[Rows from a dataset]
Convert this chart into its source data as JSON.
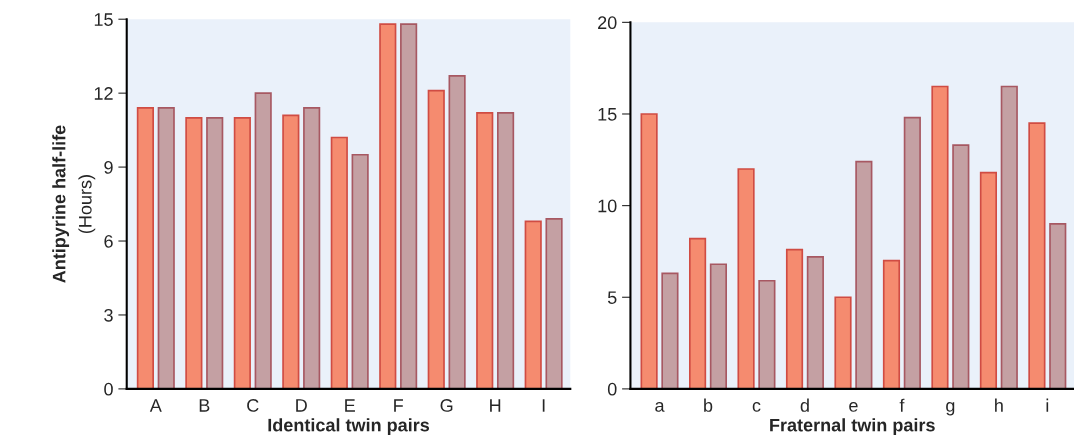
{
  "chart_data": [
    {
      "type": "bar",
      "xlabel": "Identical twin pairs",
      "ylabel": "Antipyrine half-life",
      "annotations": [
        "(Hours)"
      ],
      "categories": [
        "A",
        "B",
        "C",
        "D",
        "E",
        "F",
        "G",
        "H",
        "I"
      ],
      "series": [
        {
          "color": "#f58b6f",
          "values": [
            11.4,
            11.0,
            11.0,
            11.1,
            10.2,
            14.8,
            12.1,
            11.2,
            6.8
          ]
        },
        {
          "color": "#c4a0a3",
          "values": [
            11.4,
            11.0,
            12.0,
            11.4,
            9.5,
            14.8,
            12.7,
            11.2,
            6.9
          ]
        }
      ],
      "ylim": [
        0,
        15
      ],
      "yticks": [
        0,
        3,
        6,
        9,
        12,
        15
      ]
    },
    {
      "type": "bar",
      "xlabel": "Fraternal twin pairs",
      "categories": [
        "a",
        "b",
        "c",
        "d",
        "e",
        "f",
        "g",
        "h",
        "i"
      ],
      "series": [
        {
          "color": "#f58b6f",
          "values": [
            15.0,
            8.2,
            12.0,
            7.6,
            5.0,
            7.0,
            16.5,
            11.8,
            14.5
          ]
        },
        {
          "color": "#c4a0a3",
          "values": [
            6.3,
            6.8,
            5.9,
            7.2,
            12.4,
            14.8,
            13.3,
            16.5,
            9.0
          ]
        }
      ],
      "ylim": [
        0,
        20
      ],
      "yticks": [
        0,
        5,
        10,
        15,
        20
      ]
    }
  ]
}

* **PROBLEM TO WORK ON**
Copy all the data exactly as written, but skip any picture.

* **ANSWER**
Convert this chart into its source data as JSON.
{
  "chart_data": [
    {
      "type": "bar",
      "xlabel": "Identical twin pairs",
      "ylabel": "Antipyrine half-life",
      "annotations": [
        "(Hours)"
      ],
      "categories": [
        "A",
        "B",
        "C",
        "D",
        "E",
        "F",
        "G",
        "H",
        "I"
      ],
      "series": [
        {
          "color": "#f58b6f",
          "values": [
            11.4,
            11.0,
            11.0,
            11.1,
            10.2,
            14.8,
            12.1,
            11.2,
            6.8
          ]
        },
        {
          "color": "#c4a0a3",
          "values": [
            11.4,
            11.0,
            12.0,
            11.4,
            9.5,
            14.8,
            12.7,
            11.2,
            6.9
          ]
        }
      ],
      "ylim": [
        0,
        15
      ],
      "yticks": [
        0,
        3,
        6,
        9,
        12,
        15
      ]
    },
    {
      "type": "bar",
      "xlabel": "Fraternal twin pairs",
      "categories": [
        "a",
        "b",
        "c",
        "d",
        "e",
        "f",
        "g",
        "h",
        "i"
      ],
      "series": [
        {
          "color": "#f58b6f",
          "values": [
            15.0,
            8.2,
            12.0,
            7.6,
            5.0,
            7.0,
            16.5,
            11.8,
            14.5
          ]
        },
        {
          "color": "#c4a0a3",
          "values": [
            6.3,
            6.8,
            5.9,
            7.2,
            12.4,
            14.8,
            13.3,
            16.5,
            9.0
          ]
        }
      ],
      "ylim": [
        0,
        20
      ],
      "yticks": [
        0,
        5,
        10,
        15,
        20
      ]
    }
  ]
}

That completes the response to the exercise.